# start of GIVEN TEXT

[Biojava-dev] fetching obsolete/superseding files
Amr AL-Hossary
amr_alhossary at hotmail.com
Wed Apr 27 06:35:03 UTC 2011
It's working well now.
<idStatus>
<record structureId="1HHB" status="OBSOLETE" replacedBy="4HHB 3HHB 2HHB"/>
<record structureId="2HHB" status="CURRENT" replaces="1HHB"/>
<record structureId="3HHB" status="CURRENT" replaces="1HHB"/>
<record structureId="4HHB" status="CURRENT" replaces="1HHB"/>
<record structureId="1CAT" status="OBSOLETE" replacedBy="3CAT"/>
<record structureId="3CAT" status="OBSOLETE" replaces="1CAT"

# end of GIVEN TEXT

■ GIVEN INSTRUCTION 1 ■
Copy the part of the listing that opens with the line containing "remove-label: Remove — [1281, 123, 1331, 138]" and closes with the line containing "port-row — [247, 261, 1355, 359]", keeping every line unchanged.

# start of INFORMATION PROVIDED

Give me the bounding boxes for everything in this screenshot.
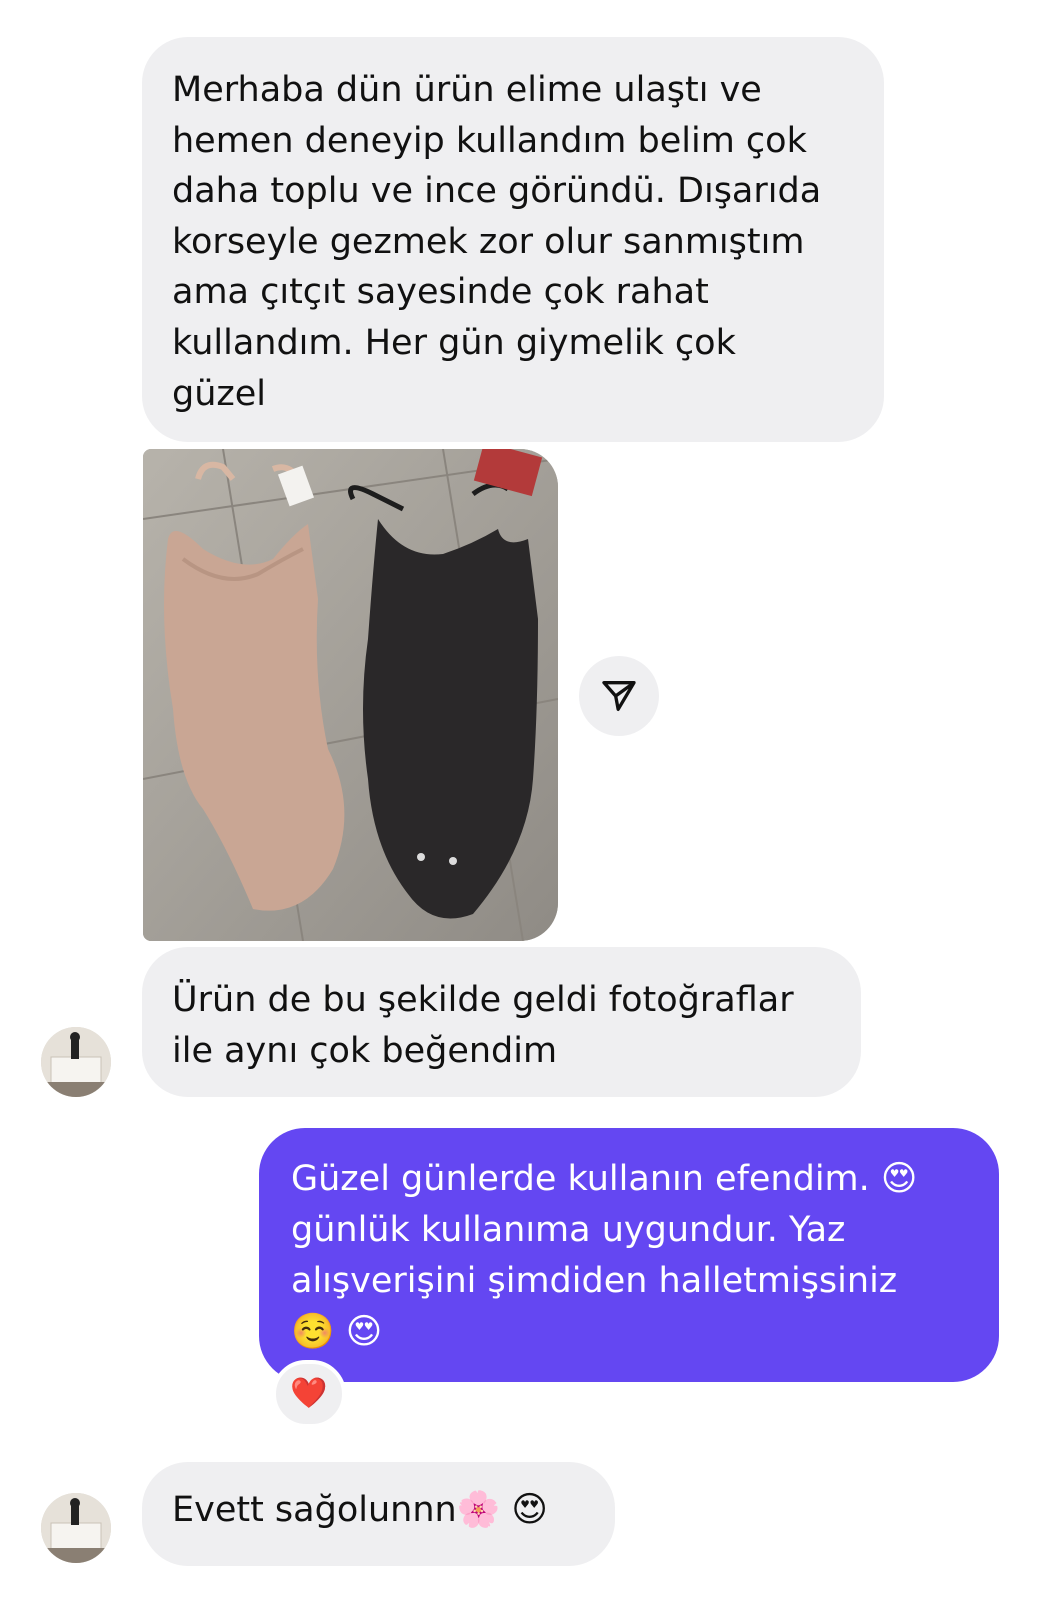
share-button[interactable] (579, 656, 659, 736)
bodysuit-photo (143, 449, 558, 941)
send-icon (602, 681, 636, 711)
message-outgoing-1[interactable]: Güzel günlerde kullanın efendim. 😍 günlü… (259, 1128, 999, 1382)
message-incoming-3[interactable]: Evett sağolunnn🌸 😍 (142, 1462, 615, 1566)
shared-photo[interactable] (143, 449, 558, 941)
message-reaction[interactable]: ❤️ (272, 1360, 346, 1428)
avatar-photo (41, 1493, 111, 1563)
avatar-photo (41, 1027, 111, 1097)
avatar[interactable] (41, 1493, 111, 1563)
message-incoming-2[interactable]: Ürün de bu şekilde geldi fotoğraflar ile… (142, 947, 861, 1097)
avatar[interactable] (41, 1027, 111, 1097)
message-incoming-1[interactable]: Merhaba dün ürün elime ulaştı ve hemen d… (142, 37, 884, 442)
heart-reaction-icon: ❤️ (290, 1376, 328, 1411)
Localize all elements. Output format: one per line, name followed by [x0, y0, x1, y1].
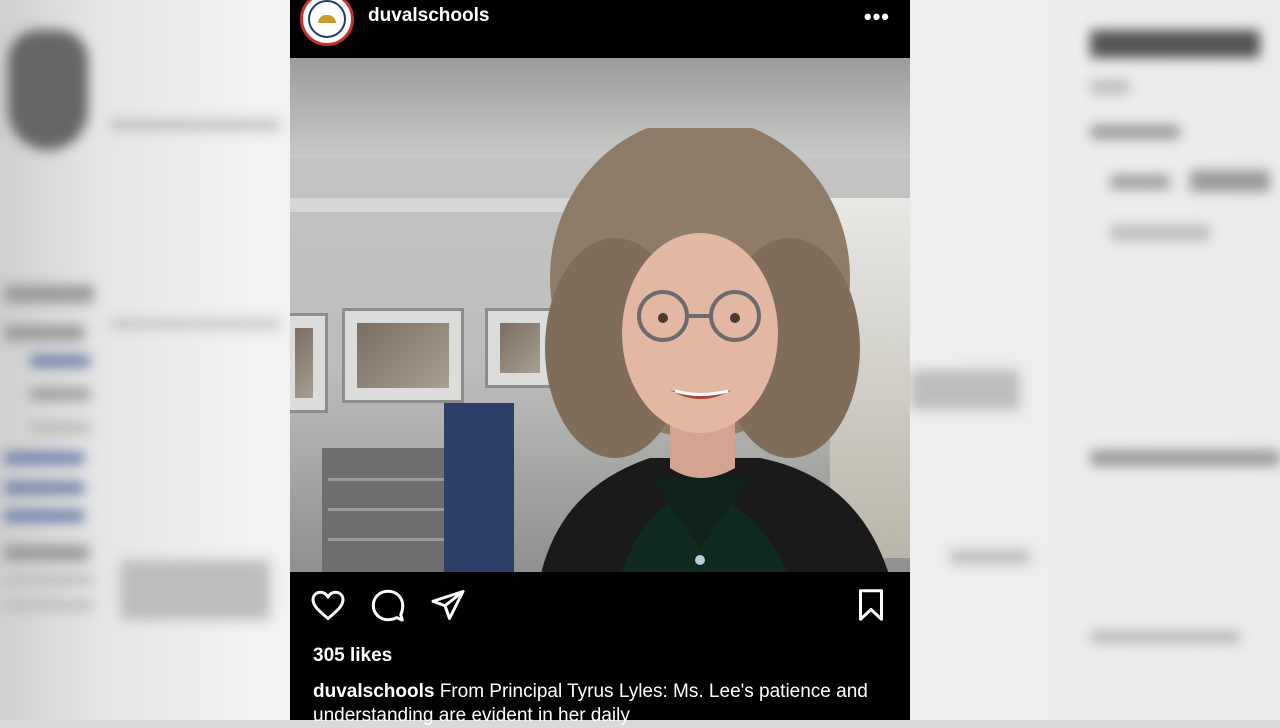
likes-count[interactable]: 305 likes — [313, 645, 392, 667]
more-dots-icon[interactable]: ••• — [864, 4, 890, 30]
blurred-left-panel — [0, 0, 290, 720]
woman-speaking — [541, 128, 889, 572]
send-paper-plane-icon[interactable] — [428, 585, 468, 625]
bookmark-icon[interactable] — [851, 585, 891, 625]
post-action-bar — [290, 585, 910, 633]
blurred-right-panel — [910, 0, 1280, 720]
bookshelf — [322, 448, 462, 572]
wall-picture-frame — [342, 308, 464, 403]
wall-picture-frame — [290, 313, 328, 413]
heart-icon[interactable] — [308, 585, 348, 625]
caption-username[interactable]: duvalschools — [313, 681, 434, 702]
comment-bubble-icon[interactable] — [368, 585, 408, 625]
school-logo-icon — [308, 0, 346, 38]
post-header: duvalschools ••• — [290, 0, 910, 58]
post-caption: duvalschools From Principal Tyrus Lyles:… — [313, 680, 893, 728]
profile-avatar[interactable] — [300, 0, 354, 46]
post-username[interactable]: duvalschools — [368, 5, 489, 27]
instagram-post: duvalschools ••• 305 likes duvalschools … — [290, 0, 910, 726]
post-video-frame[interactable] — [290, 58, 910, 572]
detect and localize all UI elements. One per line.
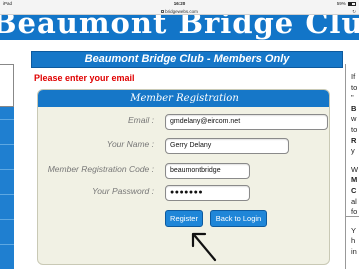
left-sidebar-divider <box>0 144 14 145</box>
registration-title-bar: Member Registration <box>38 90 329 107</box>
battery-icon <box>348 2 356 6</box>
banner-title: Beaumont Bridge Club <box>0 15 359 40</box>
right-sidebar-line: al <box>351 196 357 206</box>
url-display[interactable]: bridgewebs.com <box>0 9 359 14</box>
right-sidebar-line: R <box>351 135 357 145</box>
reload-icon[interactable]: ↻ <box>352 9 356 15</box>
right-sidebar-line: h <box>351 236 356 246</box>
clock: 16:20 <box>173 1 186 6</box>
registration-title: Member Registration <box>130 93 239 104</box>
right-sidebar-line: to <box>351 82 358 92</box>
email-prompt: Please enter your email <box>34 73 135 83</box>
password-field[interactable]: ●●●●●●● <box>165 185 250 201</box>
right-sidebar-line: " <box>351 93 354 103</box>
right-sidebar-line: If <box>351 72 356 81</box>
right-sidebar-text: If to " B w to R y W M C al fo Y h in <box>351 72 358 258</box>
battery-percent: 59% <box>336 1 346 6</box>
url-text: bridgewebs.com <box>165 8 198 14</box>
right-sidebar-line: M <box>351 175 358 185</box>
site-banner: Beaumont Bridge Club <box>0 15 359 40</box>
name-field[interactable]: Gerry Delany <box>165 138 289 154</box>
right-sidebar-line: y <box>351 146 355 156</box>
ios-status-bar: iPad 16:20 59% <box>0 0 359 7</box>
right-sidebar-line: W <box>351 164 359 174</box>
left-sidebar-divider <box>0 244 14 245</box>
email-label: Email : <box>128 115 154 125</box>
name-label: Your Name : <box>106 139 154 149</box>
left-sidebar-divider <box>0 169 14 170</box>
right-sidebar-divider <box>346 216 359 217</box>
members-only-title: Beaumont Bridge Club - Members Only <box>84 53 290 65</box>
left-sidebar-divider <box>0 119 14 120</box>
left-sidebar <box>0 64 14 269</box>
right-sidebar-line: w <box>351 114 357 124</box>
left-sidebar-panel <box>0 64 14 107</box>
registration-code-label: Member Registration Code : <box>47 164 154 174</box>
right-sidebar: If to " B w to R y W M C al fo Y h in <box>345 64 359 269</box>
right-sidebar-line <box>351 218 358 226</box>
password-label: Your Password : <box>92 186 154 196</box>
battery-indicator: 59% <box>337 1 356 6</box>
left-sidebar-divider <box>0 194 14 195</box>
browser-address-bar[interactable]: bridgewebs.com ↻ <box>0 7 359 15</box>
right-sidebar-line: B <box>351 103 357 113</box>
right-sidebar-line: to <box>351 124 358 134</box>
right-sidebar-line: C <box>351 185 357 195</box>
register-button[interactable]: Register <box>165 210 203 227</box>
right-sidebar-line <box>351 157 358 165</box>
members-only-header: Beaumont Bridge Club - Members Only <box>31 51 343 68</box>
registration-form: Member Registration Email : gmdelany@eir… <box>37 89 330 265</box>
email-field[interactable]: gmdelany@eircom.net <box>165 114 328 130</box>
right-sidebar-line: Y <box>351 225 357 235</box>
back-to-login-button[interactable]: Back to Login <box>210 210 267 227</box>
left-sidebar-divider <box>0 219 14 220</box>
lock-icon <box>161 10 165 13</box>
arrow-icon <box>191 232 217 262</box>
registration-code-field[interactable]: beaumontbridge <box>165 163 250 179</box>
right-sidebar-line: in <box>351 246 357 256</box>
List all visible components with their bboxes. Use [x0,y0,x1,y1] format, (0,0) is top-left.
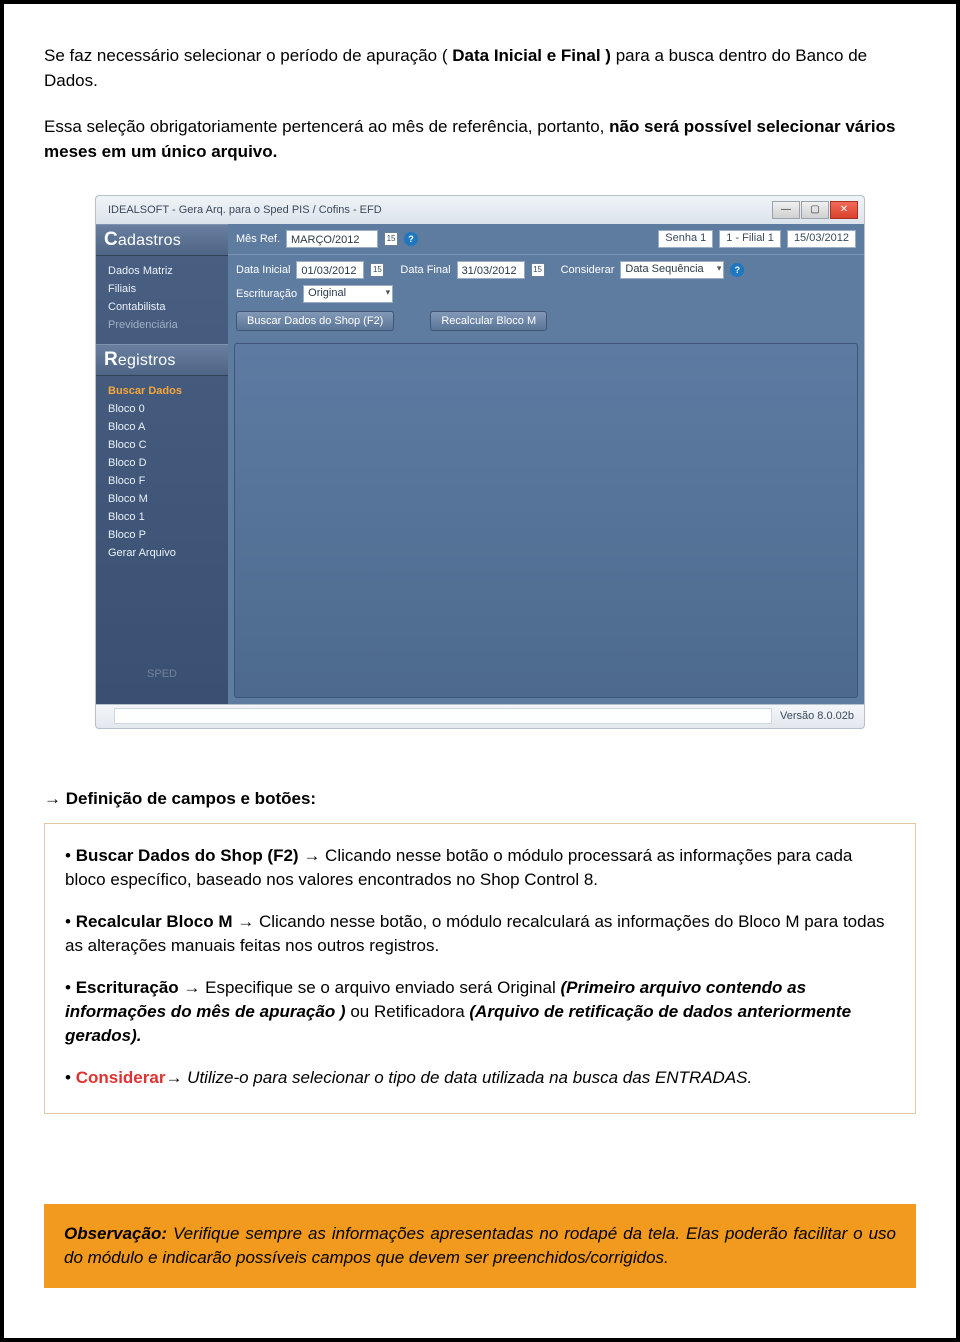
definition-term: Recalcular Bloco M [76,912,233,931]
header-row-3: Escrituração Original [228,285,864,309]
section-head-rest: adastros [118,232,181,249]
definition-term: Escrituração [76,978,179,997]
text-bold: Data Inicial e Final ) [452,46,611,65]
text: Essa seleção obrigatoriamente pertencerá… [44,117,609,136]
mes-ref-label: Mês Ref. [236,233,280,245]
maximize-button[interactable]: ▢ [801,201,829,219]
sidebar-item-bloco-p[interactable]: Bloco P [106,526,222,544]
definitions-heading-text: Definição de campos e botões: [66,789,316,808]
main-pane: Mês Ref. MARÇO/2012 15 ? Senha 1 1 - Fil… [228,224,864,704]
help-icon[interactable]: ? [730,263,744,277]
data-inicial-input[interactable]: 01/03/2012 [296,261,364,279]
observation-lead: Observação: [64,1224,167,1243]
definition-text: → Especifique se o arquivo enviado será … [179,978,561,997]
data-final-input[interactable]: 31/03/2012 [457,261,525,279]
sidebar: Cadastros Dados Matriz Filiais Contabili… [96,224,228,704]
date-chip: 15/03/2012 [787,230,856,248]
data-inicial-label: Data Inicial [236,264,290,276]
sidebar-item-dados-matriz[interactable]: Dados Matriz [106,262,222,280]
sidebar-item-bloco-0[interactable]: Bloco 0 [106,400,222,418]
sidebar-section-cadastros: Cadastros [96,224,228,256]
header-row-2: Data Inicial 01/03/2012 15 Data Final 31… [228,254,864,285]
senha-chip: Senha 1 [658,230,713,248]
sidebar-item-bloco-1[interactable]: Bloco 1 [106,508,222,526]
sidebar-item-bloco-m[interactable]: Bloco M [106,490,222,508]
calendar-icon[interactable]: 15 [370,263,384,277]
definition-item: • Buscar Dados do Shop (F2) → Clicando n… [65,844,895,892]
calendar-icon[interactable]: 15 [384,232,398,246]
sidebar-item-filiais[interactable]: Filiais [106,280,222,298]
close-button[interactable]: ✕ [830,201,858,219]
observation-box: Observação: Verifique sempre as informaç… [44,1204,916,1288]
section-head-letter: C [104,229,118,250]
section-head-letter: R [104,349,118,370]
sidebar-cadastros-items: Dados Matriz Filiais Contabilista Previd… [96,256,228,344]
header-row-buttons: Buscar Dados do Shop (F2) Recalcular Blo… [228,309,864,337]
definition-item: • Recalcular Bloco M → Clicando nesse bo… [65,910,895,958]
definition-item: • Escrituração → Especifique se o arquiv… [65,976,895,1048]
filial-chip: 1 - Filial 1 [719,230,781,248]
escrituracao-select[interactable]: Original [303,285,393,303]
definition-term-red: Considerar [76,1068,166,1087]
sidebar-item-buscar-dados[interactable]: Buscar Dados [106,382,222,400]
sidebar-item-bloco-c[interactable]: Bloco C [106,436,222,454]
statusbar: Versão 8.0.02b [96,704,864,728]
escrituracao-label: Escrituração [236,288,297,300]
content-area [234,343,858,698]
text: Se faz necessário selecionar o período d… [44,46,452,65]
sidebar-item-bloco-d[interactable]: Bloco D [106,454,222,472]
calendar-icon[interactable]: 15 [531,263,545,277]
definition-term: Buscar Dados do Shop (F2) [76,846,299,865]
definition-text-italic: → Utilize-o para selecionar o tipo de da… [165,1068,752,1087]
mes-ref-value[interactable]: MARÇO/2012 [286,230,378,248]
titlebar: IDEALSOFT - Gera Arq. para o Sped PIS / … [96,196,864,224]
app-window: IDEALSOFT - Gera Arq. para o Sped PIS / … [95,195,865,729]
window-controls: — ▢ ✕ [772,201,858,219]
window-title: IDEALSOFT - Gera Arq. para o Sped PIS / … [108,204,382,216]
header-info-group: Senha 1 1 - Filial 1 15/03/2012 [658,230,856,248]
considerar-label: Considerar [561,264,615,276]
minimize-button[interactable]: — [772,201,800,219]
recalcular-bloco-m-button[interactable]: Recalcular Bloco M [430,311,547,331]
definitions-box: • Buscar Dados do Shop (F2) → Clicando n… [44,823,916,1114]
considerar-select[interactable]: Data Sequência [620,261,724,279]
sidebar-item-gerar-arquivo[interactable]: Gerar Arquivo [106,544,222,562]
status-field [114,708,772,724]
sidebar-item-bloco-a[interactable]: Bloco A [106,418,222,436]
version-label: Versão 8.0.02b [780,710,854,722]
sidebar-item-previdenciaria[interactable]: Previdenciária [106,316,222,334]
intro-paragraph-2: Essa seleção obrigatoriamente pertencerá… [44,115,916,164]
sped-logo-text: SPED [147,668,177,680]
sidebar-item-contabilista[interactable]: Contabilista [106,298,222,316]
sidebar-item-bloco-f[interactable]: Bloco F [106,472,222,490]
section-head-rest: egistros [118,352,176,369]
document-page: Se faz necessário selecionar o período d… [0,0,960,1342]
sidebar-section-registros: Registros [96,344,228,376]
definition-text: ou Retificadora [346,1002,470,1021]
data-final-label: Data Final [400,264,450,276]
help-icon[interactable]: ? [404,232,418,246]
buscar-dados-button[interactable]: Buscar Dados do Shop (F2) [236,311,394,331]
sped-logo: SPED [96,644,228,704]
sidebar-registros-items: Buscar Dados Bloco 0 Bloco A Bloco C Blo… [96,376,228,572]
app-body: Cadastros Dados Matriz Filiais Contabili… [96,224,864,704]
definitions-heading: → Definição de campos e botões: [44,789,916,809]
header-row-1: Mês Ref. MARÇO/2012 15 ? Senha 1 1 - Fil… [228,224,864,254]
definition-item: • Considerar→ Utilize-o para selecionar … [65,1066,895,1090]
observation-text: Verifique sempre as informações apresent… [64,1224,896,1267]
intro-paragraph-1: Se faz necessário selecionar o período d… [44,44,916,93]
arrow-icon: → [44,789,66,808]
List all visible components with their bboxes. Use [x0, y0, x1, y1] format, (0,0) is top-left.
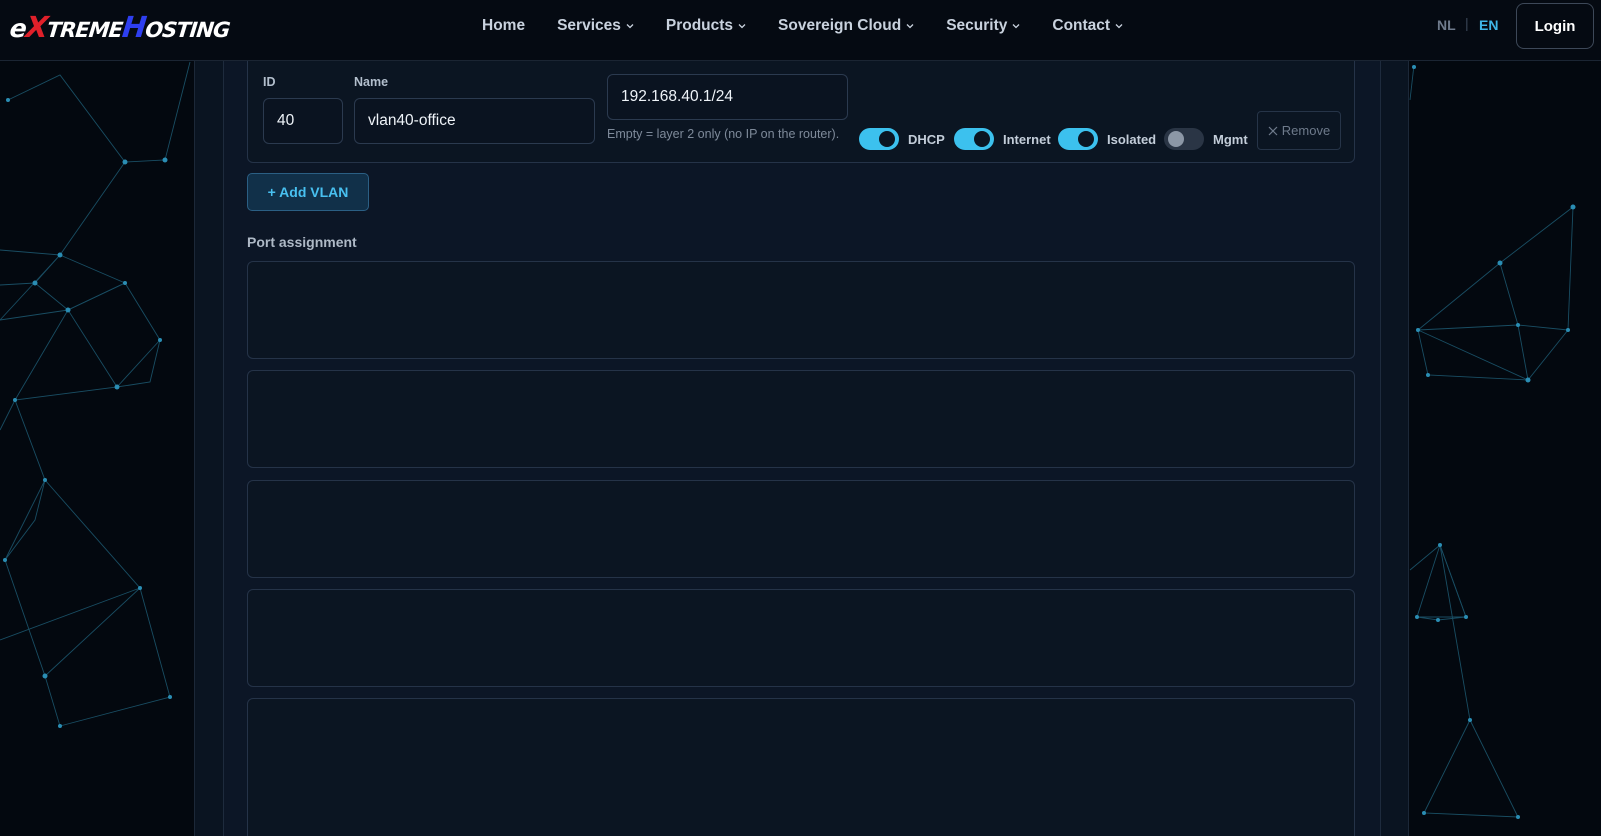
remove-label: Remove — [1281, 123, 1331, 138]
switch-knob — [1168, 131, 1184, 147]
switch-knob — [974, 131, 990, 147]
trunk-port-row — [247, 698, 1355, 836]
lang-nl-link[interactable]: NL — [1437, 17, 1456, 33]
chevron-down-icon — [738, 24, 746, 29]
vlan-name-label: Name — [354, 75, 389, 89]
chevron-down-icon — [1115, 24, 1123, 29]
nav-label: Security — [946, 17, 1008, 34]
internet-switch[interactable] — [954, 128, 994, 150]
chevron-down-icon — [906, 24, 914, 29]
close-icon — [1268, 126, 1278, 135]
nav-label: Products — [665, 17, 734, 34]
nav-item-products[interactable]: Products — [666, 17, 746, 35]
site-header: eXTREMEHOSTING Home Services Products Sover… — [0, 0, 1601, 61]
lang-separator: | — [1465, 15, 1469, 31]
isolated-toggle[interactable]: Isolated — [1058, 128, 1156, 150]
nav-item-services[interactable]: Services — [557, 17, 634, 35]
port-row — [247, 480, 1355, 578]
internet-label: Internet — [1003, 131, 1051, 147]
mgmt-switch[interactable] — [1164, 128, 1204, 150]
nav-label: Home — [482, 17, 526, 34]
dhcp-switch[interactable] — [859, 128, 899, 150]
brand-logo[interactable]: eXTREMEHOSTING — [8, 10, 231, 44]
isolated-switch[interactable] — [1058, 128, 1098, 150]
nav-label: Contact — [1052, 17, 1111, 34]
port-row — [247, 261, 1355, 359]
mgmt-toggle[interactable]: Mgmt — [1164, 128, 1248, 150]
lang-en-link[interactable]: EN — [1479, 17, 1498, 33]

# end of INFORMATION PROVIDED

■ GIVEN INSTRUCTION 2 ■
In the forum post, what status does the record for 2HHB show?

■ WRITTEN ANSWER 1 ■
remove-label: Remove — [1281, 123, 1331, 138]
switch-knob — [1168, 131, 1184, 147]
switch-knob — [974, 131, 990, 147]
trunk-port-row — [247, 698, 1355, 836]
lang-nl-link[interactable]: NL — [1437, 17, 1456, 33]
chevron-down-icon — [738, 24, 746, 29]
vlan-name-label: Name — [354, 75, 389, 89]
chevron-down-icon — [1115, 24, 1123, 29]
nav-label: Security — [946, 17, 1008, 34]
internet-switch[interactable] — [954, 128, 994, 150]
chevron-down-icon — [906, 24, 914, 29]
close-icon — [1268, 126, 1278, 135]
nav-label: Products — [665, 17, 734, 34]
nav-item-products[interactable]: Products — [666, 17, 746, 35]
site-header: eXTREMEHOSTING Home Services Products Sover… — [0, 0, 1601, 61]
lang-separator: | — [1465, 15, 1469, 31]
isolated-toggle[interactable]: Isolated — [1058, 128, 1156, 150]
nav-item-services[interactable]: Services — [557, 17, 634, 35]
port-row — [247, 480, 1355, 578]
internet-label: Internet — [1003, 131, 1051, 147]
mgmt-switch[interactable] — [1164, 128, 1204, 150]
nav-label: Home — [482, 17, 526, 34]
dhcp-switch[interactable] — [859, 128, 899, 150]
brand-logo[interactable]: eXTREMEHOSTING — [8, 10, 231, 44]
isolated-switch[interactable] — [1058, 128, 1098, 150]
nav-label: Contact — [1052, 17, 1111, 34]
port-row — [247, 261, 1355, 359]

■ WRITTEN ANSWER 2 ■
CURRENT